▶ **Given problem**: Work out how many lines in the listing below include the word "text". Give nothing but the number.

▶ **Data entries**:

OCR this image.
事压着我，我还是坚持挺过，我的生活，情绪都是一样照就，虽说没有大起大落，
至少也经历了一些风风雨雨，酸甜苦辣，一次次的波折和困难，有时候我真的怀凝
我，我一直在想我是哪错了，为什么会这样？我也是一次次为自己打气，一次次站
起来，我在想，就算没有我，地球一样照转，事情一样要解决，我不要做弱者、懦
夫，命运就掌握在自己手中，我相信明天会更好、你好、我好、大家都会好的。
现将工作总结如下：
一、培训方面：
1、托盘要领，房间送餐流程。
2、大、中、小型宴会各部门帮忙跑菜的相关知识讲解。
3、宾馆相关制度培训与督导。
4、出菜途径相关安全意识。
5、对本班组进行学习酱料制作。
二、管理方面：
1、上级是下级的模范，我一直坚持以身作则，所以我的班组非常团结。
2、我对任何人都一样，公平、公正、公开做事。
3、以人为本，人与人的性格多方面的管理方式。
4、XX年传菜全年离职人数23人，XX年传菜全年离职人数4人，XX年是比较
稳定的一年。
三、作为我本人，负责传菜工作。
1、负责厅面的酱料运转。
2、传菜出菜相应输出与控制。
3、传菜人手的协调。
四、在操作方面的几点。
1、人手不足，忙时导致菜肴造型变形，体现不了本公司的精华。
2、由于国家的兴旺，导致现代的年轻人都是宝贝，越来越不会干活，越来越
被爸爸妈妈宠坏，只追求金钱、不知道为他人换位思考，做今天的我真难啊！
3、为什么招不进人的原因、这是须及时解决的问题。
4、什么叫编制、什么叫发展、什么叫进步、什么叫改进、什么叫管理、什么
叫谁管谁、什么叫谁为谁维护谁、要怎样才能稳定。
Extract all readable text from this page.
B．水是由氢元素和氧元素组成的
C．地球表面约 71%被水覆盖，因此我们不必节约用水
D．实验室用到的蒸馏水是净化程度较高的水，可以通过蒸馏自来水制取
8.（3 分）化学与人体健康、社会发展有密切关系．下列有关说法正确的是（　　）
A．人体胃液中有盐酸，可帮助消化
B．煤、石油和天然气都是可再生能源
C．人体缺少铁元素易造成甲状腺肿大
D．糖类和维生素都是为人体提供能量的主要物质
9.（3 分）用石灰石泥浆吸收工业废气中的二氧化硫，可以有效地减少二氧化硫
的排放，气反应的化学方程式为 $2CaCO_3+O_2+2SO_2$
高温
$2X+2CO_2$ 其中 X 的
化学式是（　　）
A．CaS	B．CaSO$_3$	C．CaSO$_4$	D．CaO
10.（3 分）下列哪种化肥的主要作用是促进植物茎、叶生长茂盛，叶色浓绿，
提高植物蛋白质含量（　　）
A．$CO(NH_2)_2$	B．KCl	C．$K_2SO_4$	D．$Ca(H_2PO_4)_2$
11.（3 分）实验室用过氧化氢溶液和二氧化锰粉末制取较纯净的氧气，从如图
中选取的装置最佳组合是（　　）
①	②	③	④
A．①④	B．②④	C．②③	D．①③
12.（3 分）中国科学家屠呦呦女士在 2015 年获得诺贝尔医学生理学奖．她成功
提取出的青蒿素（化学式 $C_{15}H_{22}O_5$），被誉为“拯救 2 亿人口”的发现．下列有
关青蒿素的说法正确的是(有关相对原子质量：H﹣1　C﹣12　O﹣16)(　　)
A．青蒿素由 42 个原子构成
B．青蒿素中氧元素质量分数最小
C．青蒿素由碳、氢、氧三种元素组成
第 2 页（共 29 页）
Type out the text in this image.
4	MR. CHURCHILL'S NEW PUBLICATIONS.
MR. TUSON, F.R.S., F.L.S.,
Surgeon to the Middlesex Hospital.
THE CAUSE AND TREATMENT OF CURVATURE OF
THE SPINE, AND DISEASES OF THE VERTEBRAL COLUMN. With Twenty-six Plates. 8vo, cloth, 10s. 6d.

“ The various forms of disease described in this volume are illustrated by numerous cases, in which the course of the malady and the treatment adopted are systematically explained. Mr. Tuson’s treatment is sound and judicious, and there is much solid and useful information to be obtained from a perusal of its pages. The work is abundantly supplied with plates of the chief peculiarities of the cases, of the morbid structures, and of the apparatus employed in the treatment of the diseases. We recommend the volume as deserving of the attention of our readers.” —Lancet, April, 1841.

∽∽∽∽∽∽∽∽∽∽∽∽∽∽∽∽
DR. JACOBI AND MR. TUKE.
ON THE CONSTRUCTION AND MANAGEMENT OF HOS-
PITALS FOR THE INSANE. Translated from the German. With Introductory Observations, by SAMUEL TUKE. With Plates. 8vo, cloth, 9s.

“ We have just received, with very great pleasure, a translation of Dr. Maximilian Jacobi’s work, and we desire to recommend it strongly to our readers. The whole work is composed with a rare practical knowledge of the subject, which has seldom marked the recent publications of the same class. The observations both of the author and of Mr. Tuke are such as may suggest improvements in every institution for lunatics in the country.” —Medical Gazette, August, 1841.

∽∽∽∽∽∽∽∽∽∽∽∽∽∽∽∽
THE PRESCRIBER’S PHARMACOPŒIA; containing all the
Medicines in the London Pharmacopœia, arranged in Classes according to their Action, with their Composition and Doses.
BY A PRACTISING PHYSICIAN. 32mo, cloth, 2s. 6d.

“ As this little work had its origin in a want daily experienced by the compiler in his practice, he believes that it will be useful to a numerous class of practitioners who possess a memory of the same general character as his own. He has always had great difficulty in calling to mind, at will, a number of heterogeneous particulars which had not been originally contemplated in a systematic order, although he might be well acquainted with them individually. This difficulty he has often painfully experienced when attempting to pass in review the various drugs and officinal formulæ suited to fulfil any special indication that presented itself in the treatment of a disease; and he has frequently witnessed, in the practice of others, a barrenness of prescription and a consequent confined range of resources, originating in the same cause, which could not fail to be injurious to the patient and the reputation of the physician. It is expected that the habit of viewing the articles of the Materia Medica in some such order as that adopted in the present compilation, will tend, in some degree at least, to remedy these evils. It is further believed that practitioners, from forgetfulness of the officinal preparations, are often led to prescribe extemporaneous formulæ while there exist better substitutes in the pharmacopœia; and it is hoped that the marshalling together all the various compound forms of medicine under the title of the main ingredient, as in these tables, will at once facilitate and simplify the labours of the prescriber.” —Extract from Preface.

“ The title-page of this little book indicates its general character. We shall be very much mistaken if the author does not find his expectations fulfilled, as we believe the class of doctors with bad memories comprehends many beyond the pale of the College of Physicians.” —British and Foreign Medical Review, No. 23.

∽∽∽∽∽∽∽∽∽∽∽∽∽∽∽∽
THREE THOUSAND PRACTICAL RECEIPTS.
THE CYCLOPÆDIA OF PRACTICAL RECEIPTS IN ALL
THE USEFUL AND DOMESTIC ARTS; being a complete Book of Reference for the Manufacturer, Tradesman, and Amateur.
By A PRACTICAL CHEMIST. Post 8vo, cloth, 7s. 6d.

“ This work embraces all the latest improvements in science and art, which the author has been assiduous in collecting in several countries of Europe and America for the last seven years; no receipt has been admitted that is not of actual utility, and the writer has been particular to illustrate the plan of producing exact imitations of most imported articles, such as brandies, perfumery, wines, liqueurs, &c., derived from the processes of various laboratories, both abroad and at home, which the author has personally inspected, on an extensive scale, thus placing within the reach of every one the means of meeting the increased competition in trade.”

▶ **Expected answer**: 2